THE PROBLEM — Please print every record below exactly as it appears.

--- Start of GIVEN RECORDS ---

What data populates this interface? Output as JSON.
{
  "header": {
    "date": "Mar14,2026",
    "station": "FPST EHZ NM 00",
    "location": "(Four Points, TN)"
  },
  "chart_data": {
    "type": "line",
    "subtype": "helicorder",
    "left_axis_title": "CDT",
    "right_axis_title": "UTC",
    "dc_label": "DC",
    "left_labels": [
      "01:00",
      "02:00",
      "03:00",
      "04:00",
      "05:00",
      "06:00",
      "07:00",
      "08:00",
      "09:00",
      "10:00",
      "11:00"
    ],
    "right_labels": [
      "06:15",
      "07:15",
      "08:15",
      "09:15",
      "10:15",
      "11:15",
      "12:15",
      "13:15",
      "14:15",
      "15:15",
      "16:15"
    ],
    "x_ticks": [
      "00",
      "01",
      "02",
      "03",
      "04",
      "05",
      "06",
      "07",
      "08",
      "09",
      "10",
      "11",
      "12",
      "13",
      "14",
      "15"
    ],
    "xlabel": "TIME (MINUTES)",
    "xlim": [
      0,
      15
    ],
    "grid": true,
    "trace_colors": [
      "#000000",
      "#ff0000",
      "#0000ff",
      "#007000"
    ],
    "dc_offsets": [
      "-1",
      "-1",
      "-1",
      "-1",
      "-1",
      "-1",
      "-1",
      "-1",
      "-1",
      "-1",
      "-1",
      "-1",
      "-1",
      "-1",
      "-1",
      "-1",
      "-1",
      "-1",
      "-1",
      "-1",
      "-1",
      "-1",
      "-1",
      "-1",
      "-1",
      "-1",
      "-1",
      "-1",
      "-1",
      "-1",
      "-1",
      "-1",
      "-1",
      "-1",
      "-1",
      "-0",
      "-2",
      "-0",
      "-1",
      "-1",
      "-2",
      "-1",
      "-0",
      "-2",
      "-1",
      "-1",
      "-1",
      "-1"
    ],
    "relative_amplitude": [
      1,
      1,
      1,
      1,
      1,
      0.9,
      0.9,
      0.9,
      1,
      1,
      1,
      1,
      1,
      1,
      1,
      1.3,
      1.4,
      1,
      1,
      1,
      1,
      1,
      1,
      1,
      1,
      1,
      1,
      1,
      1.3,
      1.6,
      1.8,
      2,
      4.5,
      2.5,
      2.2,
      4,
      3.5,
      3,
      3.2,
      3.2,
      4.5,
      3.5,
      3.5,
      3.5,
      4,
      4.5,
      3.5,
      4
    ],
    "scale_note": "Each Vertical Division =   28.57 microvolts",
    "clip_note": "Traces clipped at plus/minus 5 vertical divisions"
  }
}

--- End of GIVEN RECORDS ---

SOLUTION —
What data populates this interface? Output as JSON.
{
  "header": {
    "date": "Mar14,2026",
    "station": "FPST EHZ NM 00",
    "location": "(Four Points, TN)"
  },
  "chart_data": {
    "type": "line",
    "subtype": "helicorder",
    "left_axis_title": "CDT",
    "right_axis_title": "UTC",
    "dc_label": "DC",
    "left_labels": [
      "01:00",
      "02:00",
      "03:00",
      "04:00",
      "05:00",
      "06:00",
      "07:00",
      "08:00",
      "09:00",
      "10:00",
      "11:00"
    ],
    "right_labels": [
      "06:15",
      "07:15",
      "08:15",
      "09:15",
      "10:15",
      "11:15",
      "12:15",
      "13:15",
      "14:15",
      "15:15",
      "16:15"
    ],
    "x_ticks": [
      "00",
      "01",
      "02",
      "03",
      "04",
      "05",
      "06",
      "07",
      "08",
      "09",
      "10",
      "11",
      "12",
      "13",
      "14",
      "15"
    ],
    "xlabel": "TIME (MINUTES)",
    "xlim": [
      0,
      15
    ],
    "grid": true,
    "trace_colors": [
      "#000000",
      "#ff0000",
      "#0000ff",
      "#007000"
    ],
    "dc_offsets": [
      "-1",
      "-1",
      "-1",
      "-1",
      "-1",
      "-1",
      "-1",
      "-1",
      "-1",
      "-1",
      "-1",
      "-1",
      "-1",
      "-1",
      "-1",
      "-1",
      "-1",
      "-1",
      "-1",
      "-1",
      "-1",
      "-1",
      "-1",
      "-1",
      "-1",
      "-1",
      "-1",
      "-1",
      "-1",
      "-1",
      "-1",
      "-1",
      "-1",
      "-1",
      "-1",
      "-0",
      "-2",
      "-0",
      "-1",
      "-1",
      "-2",
      "-1",
      "-0",
      "-2",
      "-1",
      "-1",
      "-1",
      "-1"
    ],
    "relative_amplitude": [
      1,
      1,
      1,
      1,
      1,
      0.9,
      0.9,
      0.9,
      1,
      1,
      1,
      1,
      1,
      1,
      1,
      1.3,
      1.4,
      1,
      1,
      1,
      1,
      1,
      1,
      1,
      1,
      1,
      1,
      1,
      1.3,
      1.6,
      1.8,
      2,
      4.5,
      2.5,
      2.2,
      4,
      3.5,
      3,
      3.2,
      3.2,
      4.5,
      3.5,
      3.5,
      3.5,
      4,
      4.5,
      3.5,
      4
    ],
    "scale_note": "Each Vertical Division =   28.57 microvolts",
    "clip_note": "Traces clipped at plus/minus 5 vertical divisions"
  }
}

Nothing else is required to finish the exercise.